┌──

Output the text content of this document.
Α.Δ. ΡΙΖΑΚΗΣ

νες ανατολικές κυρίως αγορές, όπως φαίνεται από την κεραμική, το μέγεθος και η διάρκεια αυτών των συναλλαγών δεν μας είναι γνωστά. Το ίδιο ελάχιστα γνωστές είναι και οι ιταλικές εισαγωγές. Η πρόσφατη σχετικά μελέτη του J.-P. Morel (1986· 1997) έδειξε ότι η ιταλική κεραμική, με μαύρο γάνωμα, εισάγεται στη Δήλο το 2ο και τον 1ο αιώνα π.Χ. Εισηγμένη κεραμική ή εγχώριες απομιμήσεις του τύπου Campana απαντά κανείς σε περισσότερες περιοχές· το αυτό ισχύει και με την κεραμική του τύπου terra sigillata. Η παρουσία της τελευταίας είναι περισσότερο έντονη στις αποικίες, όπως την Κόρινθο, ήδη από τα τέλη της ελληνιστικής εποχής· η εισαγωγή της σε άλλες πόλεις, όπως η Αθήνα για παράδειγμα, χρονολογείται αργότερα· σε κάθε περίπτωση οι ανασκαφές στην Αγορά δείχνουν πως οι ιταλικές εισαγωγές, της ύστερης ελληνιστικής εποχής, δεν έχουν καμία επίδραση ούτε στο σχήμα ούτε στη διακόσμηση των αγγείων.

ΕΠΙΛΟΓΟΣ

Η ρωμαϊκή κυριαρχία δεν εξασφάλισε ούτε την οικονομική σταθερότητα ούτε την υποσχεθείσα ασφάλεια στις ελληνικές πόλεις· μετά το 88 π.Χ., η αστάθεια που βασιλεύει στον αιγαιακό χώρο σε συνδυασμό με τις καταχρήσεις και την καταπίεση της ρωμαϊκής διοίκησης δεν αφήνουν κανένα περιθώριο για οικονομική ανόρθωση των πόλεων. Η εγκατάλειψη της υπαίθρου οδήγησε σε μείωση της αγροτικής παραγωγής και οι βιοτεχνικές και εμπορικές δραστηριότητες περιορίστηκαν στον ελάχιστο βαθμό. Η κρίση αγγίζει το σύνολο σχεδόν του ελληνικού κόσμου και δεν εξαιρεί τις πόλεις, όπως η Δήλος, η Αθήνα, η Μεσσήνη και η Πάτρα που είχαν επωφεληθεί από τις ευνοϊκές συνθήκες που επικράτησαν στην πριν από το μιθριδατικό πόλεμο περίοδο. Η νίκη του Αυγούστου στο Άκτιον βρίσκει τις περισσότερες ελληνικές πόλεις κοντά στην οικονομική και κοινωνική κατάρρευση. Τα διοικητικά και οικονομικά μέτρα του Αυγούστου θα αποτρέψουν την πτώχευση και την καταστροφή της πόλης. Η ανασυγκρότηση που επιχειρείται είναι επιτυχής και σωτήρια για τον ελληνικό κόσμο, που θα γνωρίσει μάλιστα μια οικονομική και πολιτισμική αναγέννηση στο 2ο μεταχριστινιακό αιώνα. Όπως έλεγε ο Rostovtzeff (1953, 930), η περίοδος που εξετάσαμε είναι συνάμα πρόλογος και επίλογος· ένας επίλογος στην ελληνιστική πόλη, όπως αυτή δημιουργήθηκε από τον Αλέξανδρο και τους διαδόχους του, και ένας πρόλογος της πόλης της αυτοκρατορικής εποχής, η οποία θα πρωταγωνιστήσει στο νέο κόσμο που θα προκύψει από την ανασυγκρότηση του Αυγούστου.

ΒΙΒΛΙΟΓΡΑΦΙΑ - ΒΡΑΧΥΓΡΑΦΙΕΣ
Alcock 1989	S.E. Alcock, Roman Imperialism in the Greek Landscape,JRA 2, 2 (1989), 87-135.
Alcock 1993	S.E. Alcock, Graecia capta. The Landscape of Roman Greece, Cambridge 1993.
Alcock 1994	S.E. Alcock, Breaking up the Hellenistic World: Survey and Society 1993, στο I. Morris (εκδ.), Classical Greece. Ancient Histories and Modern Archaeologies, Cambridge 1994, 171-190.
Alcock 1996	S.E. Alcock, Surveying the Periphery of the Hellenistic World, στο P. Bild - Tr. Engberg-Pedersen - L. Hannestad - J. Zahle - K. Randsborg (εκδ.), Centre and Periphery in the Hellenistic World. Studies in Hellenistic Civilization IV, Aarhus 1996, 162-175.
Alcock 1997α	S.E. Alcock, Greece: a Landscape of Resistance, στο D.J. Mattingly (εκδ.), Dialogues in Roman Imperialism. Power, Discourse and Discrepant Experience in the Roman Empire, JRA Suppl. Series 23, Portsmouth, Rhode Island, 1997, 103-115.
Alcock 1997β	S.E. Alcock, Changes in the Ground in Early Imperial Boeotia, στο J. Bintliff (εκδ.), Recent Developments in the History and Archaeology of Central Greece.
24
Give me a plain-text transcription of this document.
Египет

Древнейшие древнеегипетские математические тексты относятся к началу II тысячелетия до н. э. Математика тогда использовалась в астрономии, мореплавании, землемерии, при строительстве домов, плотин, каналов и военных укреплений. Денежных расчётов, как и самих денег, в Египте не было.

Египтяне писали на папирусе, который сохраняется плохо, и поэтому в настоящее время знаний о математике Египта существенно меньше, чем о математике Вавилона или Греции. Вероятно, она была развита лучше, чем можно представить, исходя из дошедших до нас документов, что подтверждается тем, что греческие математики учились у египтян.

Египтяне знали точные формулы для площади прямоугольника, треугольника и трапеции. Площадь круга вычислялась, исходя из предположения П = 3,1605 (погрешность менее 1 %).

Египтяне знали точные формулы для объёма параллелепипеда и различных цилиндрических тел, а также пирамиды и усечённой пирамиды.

└──

Each line of the listing should be echoed back exactly.

Output the text content of this document.
Α.Δ. ΡΙΖΑΚΗΣ

νες ανατολικές κυρίως αγορές, όπως φαίνεται από την κεραμική, το μέγεθος και η διάρκεια αυτών των συναλλαγών δεν μας είναι γνωστά. Το ίδιο ελάχιστα γνωστές είναι και οι ιταλικές εισαγωγές. Η πρόσφατη σχετικά μελέτη του J.-P. Morel (1986· 1997) έδειξε ότι η ιταλική κεραμική, με μαύρο γάνωμα, εισάγεται στη Δήλο το 2ο και τον 1ο αιώνα π.Χ. Εισηγμένη κεραμική ή εγχώριες απομιμήσεις του τύπου Campana απαντά κανείς σε περισσότερες περιοχές· το αυτό ισχύει και με την κεραμική του τύπου terra sigillata. Η παρουσία της τελευταίας είναι περισσότερο έντονη στις αποικίες, όπως την Κόρινθο, ήδη από τα τέλη της ελληνιστικής εποχής· η εισαγωγή της σε άλλες πόλεις, όπως η Αθήνα για παράδειγμα, χρονολογείται αργότερα· σε κάθε περίπτωση οι ανασκαφές στην Αγορά δείχνουν πως οι ιταλικές εισαγωγές, της ύστερης ελληνιστικής εποχής, δεν έχουν καμία επίδραση ούτε στο σχήμα ούτε στη διακόσμηση των αγγείων.

ΕΠΙΛΟΓΟΣ

Η ρωμαϊκή κυριαρχία δεν εξασφάλισε ούτε την οικονομική σταθερότητα ούτε την υποσχεθείσα ασφάλεια στις ελληνικές πόλεις· μετά το 88 π.Χ., η αστάθεια που βασιλεύει στον αιγαιακό χώρο σε συνδυασμό με τις καταχρήσεις και την καταπίεση της ρωμαϊκής διοίκησης δεν αφήνουν κανένα περιθώριο για οικονομική ανόρθωση των πόλεων. Η εγκατάλειψη της υπαίθρου οδήγησε σε μείωση της αγροτικής παραγωγής και οι βιοτεχνικές και εμπορικές δραστηριότητες περιορίστηκαν στον ελάχιστο βαθμό. Η κρίση αγγίζει το σύνολο σχεδόν του ελληνικού κόσμου και δεν εξαιρεί τις πόλεις, όπως η Δήλος, η Αθήνα, η Μεσσήνη και η Πάτρα που είχαν επωφεληθεί από τις ευνοϊκές συνθήκες που επικράτησαν στην πριν από το μιθριδατικό πόλεμο περίοδο. Η νίκη του Αυγούστου στο Άκτιον βρίσκει τις περισσότερες ελληνικές πόλεις κοντά στην οικονομική και κοινωνική κατάρρευση. Τα διοικητικά και οικονομικά μέτρα του Αυγούστου θα αποτρέψουν την πτώχευση και την καταστροφή της πόλης. Η ανασυγκρότηση που επιχειρείται είναι επιτυχής και σωτήρια για τον ελληνικό κόσμο, που θα γνωρίσει μάλιστα μια οικονομική και πολιτισμική αναγέννηση στο 2ο μεταχριστινιακό αιώνα. Όπως έλεγε ο Rostovtzeff (1953, 930), η περίοδος που εξετάσαμε είναι συνάμα πρόλογος και επίλογος· ένας επίλογος στην ελληνιστική πόλη, όπως αυτή δημιουργήθηκε από τον Αλέξανδρο και τους διαδόχους του, και ένας πρόλογος της πόλης της αυτοκρατορικής εποχής, η οποία θα πρωταγωνιστήσει στο νέο κόσμο που θα προκύψει από την ανασυγκρότηση του Αυγούστου.

ΒΙΒΛΙΟΓΡΑΦΙΑ - ΒΡΑΧΥΓΡΑΦΙΕΣ
Alcock 1989	S.E. Alcock, Roman Imperialism in the Greek Landscape,JRA 2, 2 (1989), 87-135.
Alcock 1993	S.E. Alcock, Graecia capta. The Landscape of Roman Greece, Cambridge 1993.
Alcock 1994	S.E. Alcock, Breaking up the Hellenistic World: Survey and Society 1993, στο I. Morris (εκδ.), Classical Greece. Ancient Histories and Modern Archaeologies, Cambridge 1994, 171-190.
Alcock 1996	S.E. Alcock, Surveying the Periphery of the Hellenistic World, στο P. Bild - Tr. Engberg-Pedersen - L. Hannestad - J. Zahle - K. Randsborg (εκδ.), Centre and Periphery in the Hellenistic World. Studies in Hellenistic Civilization IV, Aarhus 1996, 162-175.
Alcock 1997α	S.E. Alcock, Greece: a Landscape of Resistance, στο D.J. Mattingly (εκδ.), Dialogues in Roman Imperialism. Power, Discourse and Discrepant Experience in the Roman Empire, JRA Suppl. Series 23, Portsmouth, Rhode Island, 1997, 103-115.
Alcock 1997β	S.E. Alcock, Changes in the Ground in Early Imperial Boeotia, στο J. Bintliff (εκδ.), Recent Developments in the History and Archaeology of Central Greece.
24
Give me a plain-text transcription of this document.
Египет

Древнейшие древнеегипетские математические тексты относятся к началу II тысячелетия до н. э. Математика тогда использовалась в астрономии, мореплавании, землемерии, при строительстве домов, плотин, каналов и военных укреплений. Денежных расчётов, как и самих денег, в Египте не было.

Египтяне писали на папирусе, который сохраняется плохо, и поэтому в настоящее время знаний о математике Египта существенно меньше, чем о математике Вавилона или Греции. Вероятно, она была развита лучше, чем можно представить, исходя из дошедших до нас документов, что подтверждается тем, что греческие математики учились у египтян.

Египтяне знали точные формулы для площади прямоугольника, треугольника и трапеции. Площадь круга вычислялась, исходя из предположения П = 3,1605 (погрешность менее 1 %).

Египтяне знали точные формулы для объёма параллелепипеда и различных цилиндрических тел, а также пирамиды и усечённой пирамиды.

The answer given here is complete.